_WHAT TO WORK ON_. Write out the entries verbatim and leave the images out of the copy.

start ROWS

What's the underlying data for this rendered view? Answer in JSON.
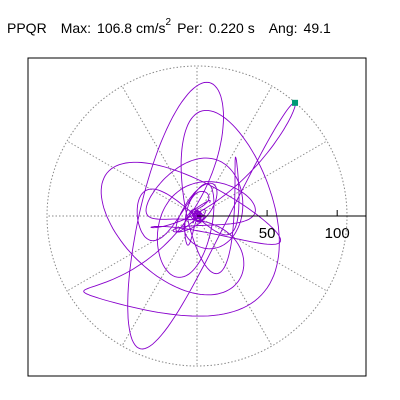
{
  "header": {
    "station": "PPQR",
    "max_label": "Max:",
    "max_value": "106.8",
    "max_unit_base": "cm/s",
    "max_unit_exp": "2",
    "per_label": "Per:",
    "per_value": "0.220 s",
    "ang_label": "Ang:",
    "ang_value": "49.1"
  },
  "colors": {
    "trace": "#8800cc",
    "marker": "#009977",
    "axis": "#000000",
    "grid": "#888888"
  },
  "chart_data": {
    "type": "polar-orbit",
    "radial_ticks": [
      50,
      100
    ],
    "radial_tick_labels": [
      "50",
      "100"
    ],
    "angular_grid_step_deg": 30,
    "rmax": 107,
    "grid": true,
    "peak_point": {
      "r": 106.8,
      "angle_deg": 49.1
    },
    "trace_seed": 7
  }
}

end ROWS

_REPLY TO THE TASK_.
What's the underlying data for this rendered view? Answer in JSON.
{
  "header": {
    "station": "PPQR",
    "max_label": "Max:",
    "max_value": "106.8",
    "max_unit_base": "cm/s",
    "max_unit_exp": "2",
    "per_label": "Per:",
    "per_value": "0.220 s",
    "ang_label": "Ang:",
    "ang_value": "49.1"
  },
  "colors": {
    "trace": "#8800cc",
    "marker": "#009977",
    "axis": "#000000",
    "grid": "#888888"
  },
  "chart_data": {
    "type": "polar-orbit",
    "radial_ticks": [
      50,
      100
    ],
    "radial_tick_labels": [
      "50",
      "100"
    ],
    "angular_grid_step_deg": 30,
    "rmax": 107,
    "grid": true,
    "peak_point": {
      "r": 106.8,
      "angle_deg": 49.1
    },
    "trace_seed": 7
  }
}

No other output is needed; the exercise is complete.